> _WHAT TO PRODUCE_
Pictures don't belong in the copy; print all the records exactly.

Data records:
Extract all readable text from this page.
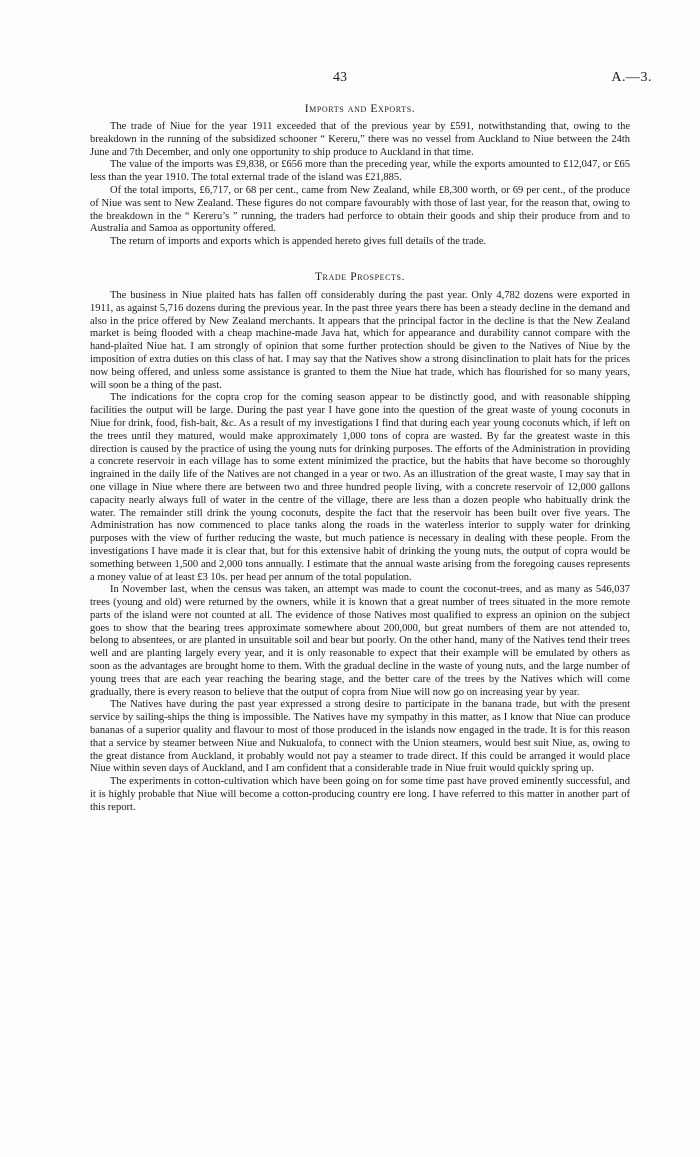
43	A.—3.
Imports and Exports.

The trade of Niue for the year 1911 exceeded that of the previous year by £591, notwithstanding that, owing to the breakdown in the running of the subsidized schooner “ Kereru,” there was no vessel from Auckland to Niue between the 24th June and 7th December, and only one opportunity to ship produce to Auckland in that time.

The value of the imports was £9,838, or £656 more than the preceding year, while the exports amounted to £12,047, or £65 less than the year 1910. The total external trade of the island was £21,885.

Of the total imports, £6,717, or 68 per cent., came from New Zealand, while £8,300 worth, or 69 per cent., of the produce of Niue was sent to New Zealand. These figures do not compare favourably with those of last year, for the reason that, owing to the breakdown in the “ Kereru’s ” running, the traders had perforce to obtain their goods and ship their produce from and to Australia and Samoa as opportunity offered.

The return of imports and exports which is appended hereto gives full details of the trade.

Trade Prospects.

The business in Niue plaited hats has fallen off considerably during the past year. Only 4,782 dozens were exported in 1911, as against 5,716 dozens during the previous year. In the past three years there has been a steady decline in the demand and also in the price offered by New Zealand merchants. It appears that the principal factor in the decline is that the New Zealand market is being flooded with a cheap machine-made Java hat, which for appearance and durability cannot compare with the hand-plaited Niue hat. I am strongly of opinion that some further protection should be given to the Natives of Niue by the imposition of extra duties on this class of hat. I may say that the Natives show a strong disinclination to plait hats for the prices now being offered, and unless some assistance is granted to them the Niue hat trade, which has flourished for so many years, will soon be a thing of the past.

The indications for the copra crop for the coming season appear to be distinctly good, and with reasonable shipping facilities the output will be large. During the past year I have gone into the question of the great waste of young coconuts in Niue for drink, food, fish-bait, &c. As a result of my investigations I find that during each year young coconuts which, if left on the trees until they matured, would make approximately 1,000 tons of copra are wasted. By far the greatest waste in this direction is caused by the practice of using the young nuts for drinking purposes. The efforts of the Administration in providing a concrete reservoir in each village has to some extent minimized the practice, but the habits that have become so thoroughly ingrained in the daily life of the Natives are not changed in a year or two. As an illustration of the great waste, I may say that in one village in Niue where there are between two and three hundred people living, with a concrete reservoir of 12,000 gallons capacity nearly always full of water in the centre of the village, there are less than a dozen people who habitually drink the water. The remainder still drink the young coconuts, despite the fact that the reservoir has been built over five years. The Administration has now commenced to place tanks along the roads in the waterless interior to supply water for drinking purposes with the view of further reducing the waste, but much patience is necessary in dealing with these people. From the investigations I have made it is clear that, but for this extensive habit of drinking the young nuts, the output of copra would be something between 1,500 and 2,000 tons annually. I estimate that the annual waste arising from the foregoing causes represents a money value of at least £3 10s. per head per annum of the total population.

In November last, when the census was taken, an attempt was made to count the coconut-trees, and as many as 546,037 trees (young and old) were returned by the owners, while it is known that a great number of trees situated in the more remote parts of the island were not counted at all. The evidence of those Natives most qualified to express an opinion on the subject goes to show that the bearing trees approximate somewhere about 200,000, but great numbers of them are not attended to, belong to absentees, or are planted in unsuitable soil and bear but poorly. On the other hand, many of the Natives tend their trees well and are planting largely every year, and it is only reasonable to expect that their example will be emulated by others as soon as the advantages are brought home to them. With the gradual decline in the waste of young nuts, and the large number of young trees that are each year reaching the bearing stage, and the better care of the trees by the Natives which will come gradually, there is every reason to believe that the output of copra from Niue will now go on increasing year by year.

The Natives have during the past year expressed a strong desire to participate in the banana trade, but with the present service by sailing-ships the thing is impossible. The Natives have my sympathy in this matter, as I know that Niue can produce bananas of a superior quality and flavour to most of those produced in the islands now engaged in the trade. It is for this reason that a service by steamer between Niue and Nukualofa, to connect with the Union steamers, would best suit Niue, as, owing to the great distance from Auckland, it probably would not pay a steamer to trade direct. If this could be arranged it would place Niue within seven days of Auckland, and I am confident that a considerable trade in Niue fruit would quickly spring up.

The experiments in cotton-cultivation which have been going on for some time past have proved eminently successful, and it is highly probable that Niue will become a cotton-producing country ere long. I have referred to this matter in another part of this report.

> _ANSWER FOR THE TASK_
Extract all readable text from this page.
43	A.—3.
Imports and Exports.

The trade of Niue for the year 1911 exceeded that of the previous year by £591, notwithstanding that, owing to the breakdown in the running of the subsidized schooner “ Kereru,” there was no vessel from Auckland to Niue between the 24th June and 7th December, and only one opportunity to ship produce to Auckland in that time.

The value of the imports was £9,838, or £656 more than the preceding year, while the exports amounted to £12,047, or £65 less than the year 1910. The total external trade of the island was £21,885.

Of the total imports, £6,717, or 68 per cent., came from New Zealand, while £8,300 worth, or 69 per cent., of the produce of Niue was sent to New Zealand. These figures do not compare favourably with those of last year, for the reason that, owing to the breakdown in the “ Kereru’s ” running, the traders had perforce to obtain their goods and ship their produce from and to Australia and Samoa as opportunity offered.

The return of imports and exports which is appended hereto gives full details of the trade.

Trade Prospects.

The business in Niue plaited hats has fallen off considerably during the past year. Only 4,782 dozens were exported in 1911, as against 5,716 dozens during the previous year. In the past three years there has been a steady decline in the demand and also in the price offered by New Zealand merchants. It appears that the principal factor in the decline is that the New Zealand market is being flooded with a cheap machine-made Java hat, which for appearance and durability cannot compare with the hand-plaited Niue hat. I am strongly of opinion that some further protection should be given to the Natives of Niue by the imposition of extra duties on this class of hat. I may say that the Natives show a strong disinclination to plait hats for the prices now being offered, and unless some assistance is granted to them the Niue hat trade, which has flourished for so many years, will soon be a thing of the past.

The indications for the copra crop for the coming season appear to be distinctly good, and with reasonable shipping facilities the output will be large. During the past year I have gone into the question of the great waste of young coconuts in Niue for drink, food, fish-bait, &c. As a result of my investigations I find that during each year young coconuts which, if left on the trees until they matured, would make approximately 1,000 tons of copra are wasted. By far the greatest waste in this direction is caused by the practice of using the young nuts for drinking purposes. The efforts of the Administration in providing a concrete reservoir in each village has to some extent minimized the practice, but the habits that have become so thoroughly ingrained in the daily life of the Natives are not changed in a year or two. As an illustration of the great waste, I may say that in one village in Niue where there are between two and three hundred people living, with a concrete reservoir of 12,000 gallons capacity nearly always full of water in the centre of the village, there are less than a dozen people who habitually drink the water. The remainder still drink the young coconuts, despite the fact that the reservoir has been built over five years. The Administration has now commenced to place tanks along the roads in the waterless interior to supply water for drinking purposes with the view of further reducing the waste, but much patience is necessary in dealing with these people. From the investigations I have made it is clear that, but for this extensive habit of drinking the young nuts, the output of copra would be something between 1,500 and 2,000 tons annually. I estimate that the annual waste arising from the foregoing causes represents a money value of at least £3 10s. per head per annum of the total population.

In November last, when the census was taken, an attempt was made to count the coconut-trees, and as many as 546,037 trees (young and old) were returned by the owners, while it is known that a great number of trees situated in the more remote parts of the island were not counted at all. The evidence of those Natives most qualified to express an opinion on the subject goes to show that the bearing trees approximate somewhere about 200,000, but great numbers of them are not attended to, belong to absentees, or are planted in unsuitable soil and bear but poorly. On the other hand, many of the Natives tend their trees well and are planting largely every year, and it is only reasonable to expect that their example will be emulated by others as soon as the advantages are brought home to them. With the gradual decline in the waste of young nuts, and the large number of young trees that are each year reaching the bearing stage, and the better care of the trees by the Natives which will come gradually, there is every reason to believe that the output of copra from Niue will now go on increasing year by year.

The Natives have during the past year expressed a strong desire to participate in the banana trade, but with the present service by sailing-ships the thing is impossible. The Natives have my sympathy in this matter, as I know that Niue can produce bananas of a superior quality and flavour to most of those produced in the islands now engaged in the trade. It is for this reason that a service by steamer between Niue and Nukualofa, to connect with the Union steamers, would best suit Niue, as, owing to the great distance from Auckland, it probably would not pay a steamer to trade direct. If this could be arranged it would place Niue within seven days of Auckland, and I am confident that a considerable trade in Niue fruit would quickly spring up.

The experiments in cotton-cultivation which have been going on for some time past have proved eminently successful, and it is highly probable that Niue will become a cotton-producing country ere long. I have referred to this matter in another part of this report.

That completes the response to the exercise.